Aim
Give the count of lines holding the string "пассажиров" and nothing else.
┌────────
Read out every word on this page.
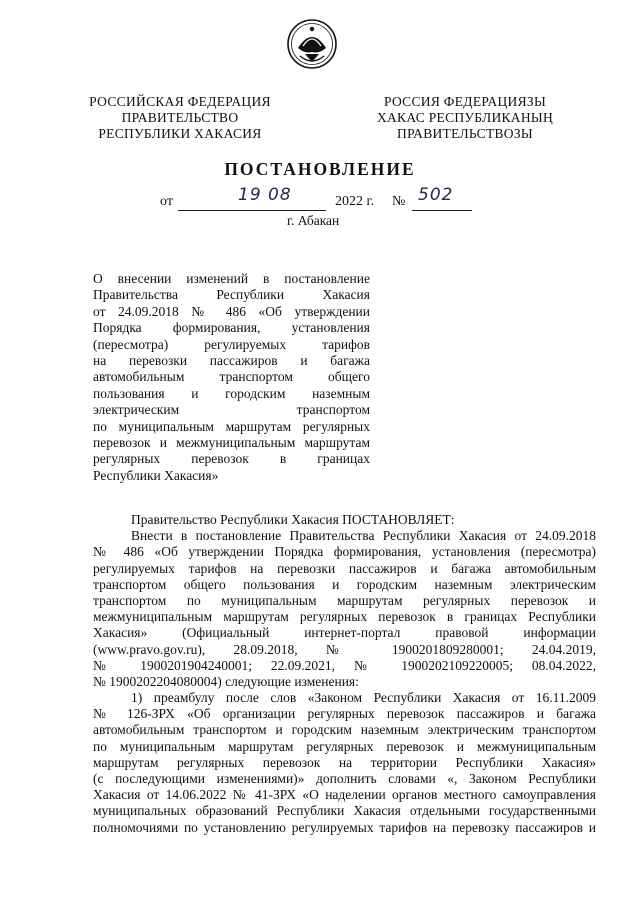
РОССИЙСКАЯ ФЕДЕРАЦИЯ
ПРАВИТЕЛЬСТВО
РЕСПУБЛИКИ ХАКАСИЯ
РОССИЯ ФЕДЕРАЦИЯЗЫ
ХАКАС РЕСПУБЛИКАНЫҢ
ПРАВИТЕЛЬСТВОЗЫ
ПОСТАНОВЛЕНИЕ
от	19 08	2022 г. № 502
г. Абакан
О внесении изменений в постановление
Правительства Республики Хакасия
от 24.09.2018 № 486 «Об утверждении
Порядка формирования, установления
(пересмотра) регулируемых тарифов
на перевозки пассажиров и багажа
автомобильным транспортом общего
пользования и городским наземным
электрическим транспортом
по муниципальным маршрутам регулярных
перевозок и межмуниципальным маршрутам
регулярных перевозок в границах
Республики Хакасия»
Правительство Республики Хакасия ПОСТАНОВЛЯЕТ:
Внести в постановление Правительства Республики Хакасия от 24.09.2018
№ 486 «Об утверждении Порядка формирования, установления (пересмотра)
регулируемых тарифов на перевозки пассажиров и багажа автомобильным
транспортом общего пользования и городским наземным электрическим
транспортом по муниципальным маршрутам регулярных перевозок и
межмуниципальным маршрутам регулярных перевозок в границах Республики
Хакасия» (Официальный интернет-портал правовой информации
(www.pravo.gov.ru), 28.09.2018, № 1900201809280001; 24.04.2019,
№ 1900201904240001; 22.09.2021, № 1900202109220005; 08.04.2022,
№ 1900202204080004) следующие изменения:
1) преамбулу после слов «Законом Республики Хакасия от 16.11.2009
№ 126-ЗРХ «Об организации регулярных перевозок пассажиров и багажа
автомобильным транспортом и городским наземным электрическим транспортом
по муниципальным маршрутам регулярных перевозок и межмуниципальным
маршрутам регулярных перевозок на территории Республики Хакасия»
(с последующими изменениями)» дополнить словами «, Законом Республики
Хакасия от 14.06.2022 № 41-ЗРХ «О наделении органов местного самоуправления
муниципальных образований Республики Хакасия отдельными государственными
полномочиями по установлению регулируемых тарифов на перевозку пассажиров и
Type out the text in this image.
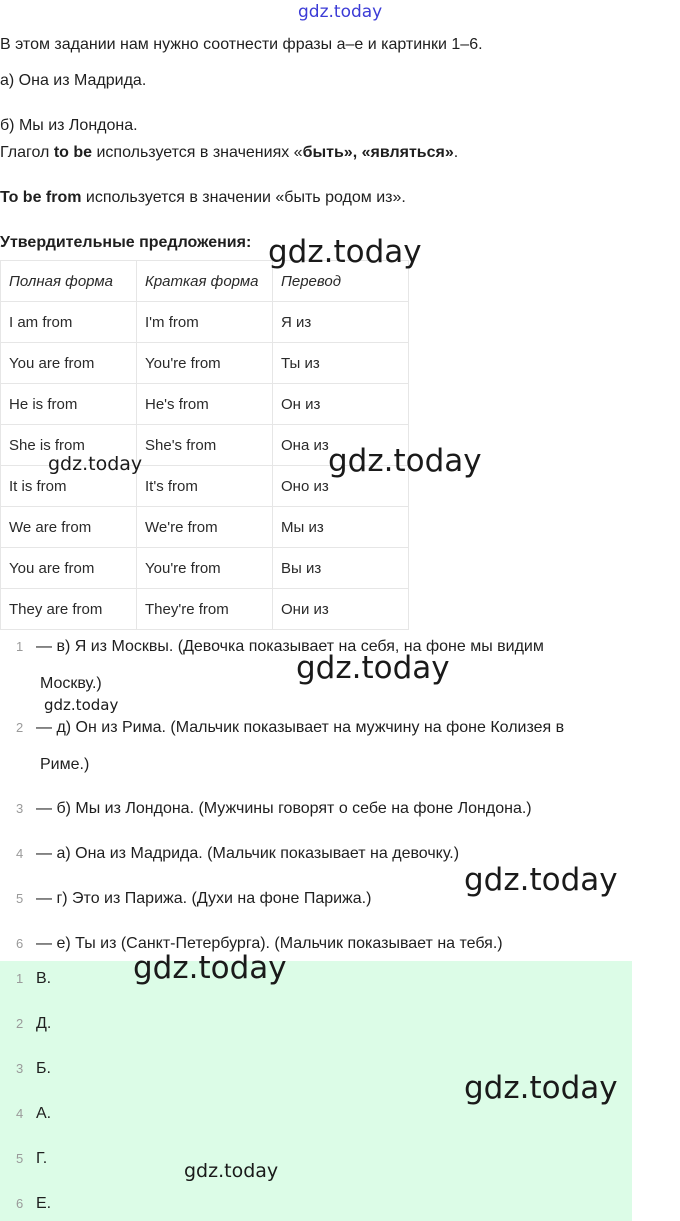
В этом задании нам нужно соотнести фразы a–e и картинки 1–6.
а) Она из Мадрида.
б) Мы из Лондона.
Глагол to be используется в значениях «быть», «являться».
To be from используется в значении «быть родом из».
Утвердительные предложения:
Полная форма	Краткая форма	Перевод
I am from	I'm from	Я из
You are from	You're from	Ты из
He is from	He's from	Он из
She is from	She's from	Она из
It is from	It's from	Оно из
We are from	We're from	Мы из
You are from	You're from	Вы из
They are from	They're from	Они из
1 — в) Я из Москвы. (Девочка показывает на себя, на фоне мы видим
Москву.)
2 — д) Он из Рима. (Мальчик показывает на мужчину на фоне Колизея в
Риме.)
3 — б) Мы из Лондона. (Мужчины говорят о себе на фоне Лондона.)
4 — а) Она из Мадрида. (Мальчик показывает на девочку.)
5 — г) Это из Парижа. (Духи на фоне Парижа.)
6 — е) Ты из (Санкт-Петербурга). (Мальчик показывает на тебя.)
1 В.
2 Д.
3 Б.
4 А.
5 Г.
6 Е.
gdz.today
gdz.today
gdz.today
gdz.today
gdz.today
gdz.today
gdz.today
gdz.today
gdz.today
gdz.today
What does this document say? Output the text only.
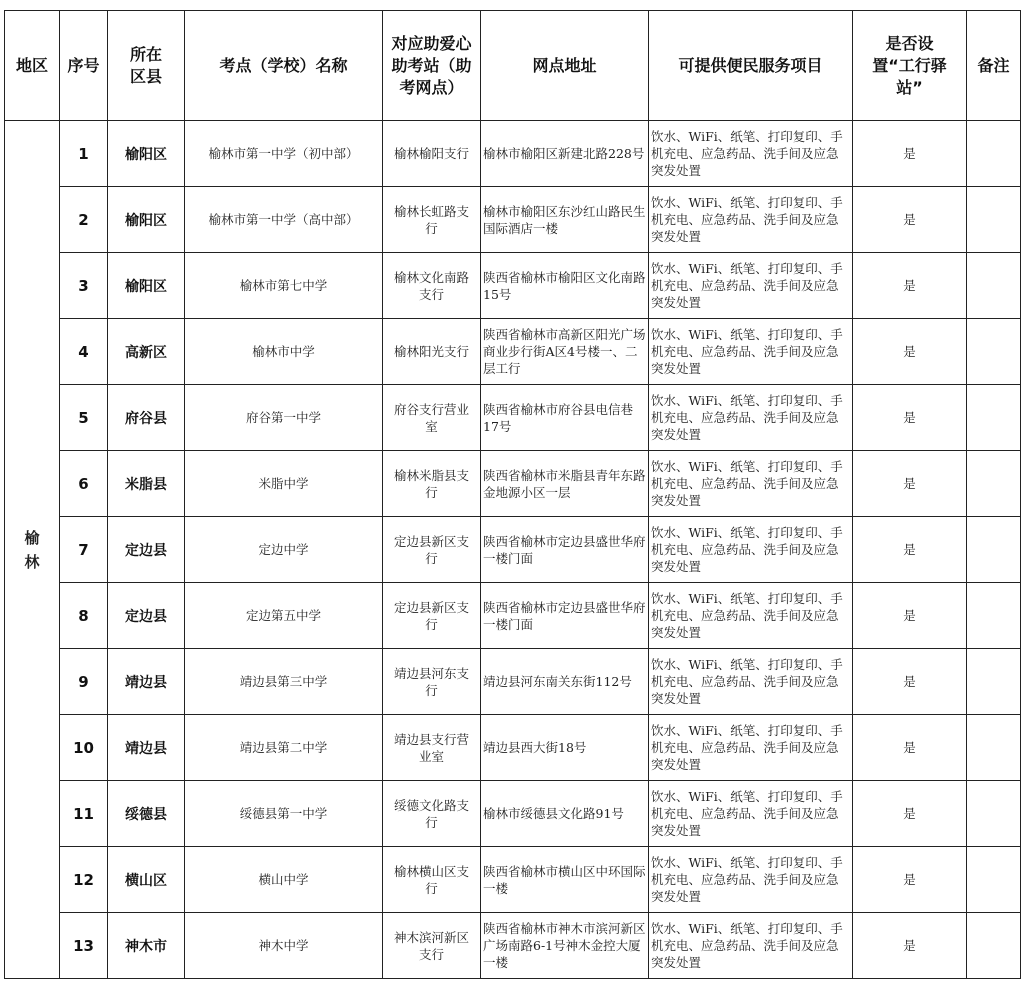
地区	序号	所在区县	考点（学校）名称	对应助爱心助考站（助考网点）	网点地址	可提供便民服务项目	是否设置“工行驿站”	备注
榆林	1	榆阳区	榆林市第一中学（初中部）	榆林榆阳支行	榆林市榆阳区新建北路228号	饮水、WiFi、纸笔、打印复印、手机充电、应急药品、洗手间及应急突发处置	是	
	2	榆阳区	榆林市第一中学（高中部）	榆林长虹路支行	榆林市榆阳区东沙红山路民生国际酒店一楼	饮水、WiFi、纸笔、打印复印、手机充电、应急药品、洗手间及应急突发处置	是	
	3	榆阳区	榆林市第七中学	榆林文化南路支行	陕西省榆林市榆阳区文化南路15号	饮水、WiFi、纸笔、打印复印、手机充电、应急药品、洗手间及应急突发处置	是	
	4	高新区	榆林市中学	榆林阳光支行	陕西省榆林市高新区阳光广场商业步行街A区4号楼一、二层工行	饮水、WiFi、纸笔、打印复印、手机充电、应急药品、洗手间及应急突发处置	是	
	5	府谷县	府谷第一中学	府谷支行营业室	陕西省榆林市府谷县电信巷17号	饮水、WiFi、纸笔、打印复印、手机充电、应急药品、洗手间及应急突发处置	是	
	6	米脂县	米脂中学	榆林米脂县支行	陕西省榆林市米脂县青年东路金地源小区一层	饮水、WiFi、纸笔、打印复印、手机充电、应急药品、洗手间及应急突发处置	是	
	7	定边县	定边中学	定边县新区支行	陕西省榆林市定边县盛世华府一楼门面	饮水、WiFi、纸笔、打印复印、手机充电、应急药品、洗手间及应急突发处置	是	
	8	定边县	定边第五中学	定边县新区支行	陕西省榆林市定边县盛世华府一楼门面	饮水、WiFi、纸笔、打印复印、手机充电、应急药品、洗手间及应急突发处置	是	
	9	靖边县	靖边县第三中学	靖边县河东支行	靖边县河东南关东街112号	饮水、WiFi、纸笔、打印复印、手机充电、应急药品、洗手间及应急突发处置	是	
	10	靖边县	靖边县第二中学	靖边县支行营业室	靖边县西大街18号	饮水、WiFi、纸笔、打印复印、手机充电、应急药品、洗手间及应急突发处置	是	
	11	绥德县	绥德县第一中学	绥德文化路支行	榆林市绥德县文化路91号	饮水、WiFi、纸笔、打印复印、手机充电、应急药品、洗手间及应急突发处置	是	
	12	横山区	横山中学	榆林横山区支行	陕西省榆林市横山区中环国际一楼	饮水、WiFi、纸笔、打印复印、手机充电、应急药品、洗手间及应急突发处置	是	
	13	神木市	神木中学	神木滨河新区支行	陕西省榆林市神木市滨河新区广场南路6-1号神木金控大厦一楼	饮水、WiFi、纸笔、打印复印、手机充电、应急药品、洗手间及应急突发处置	是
└────────
Exercise solution
4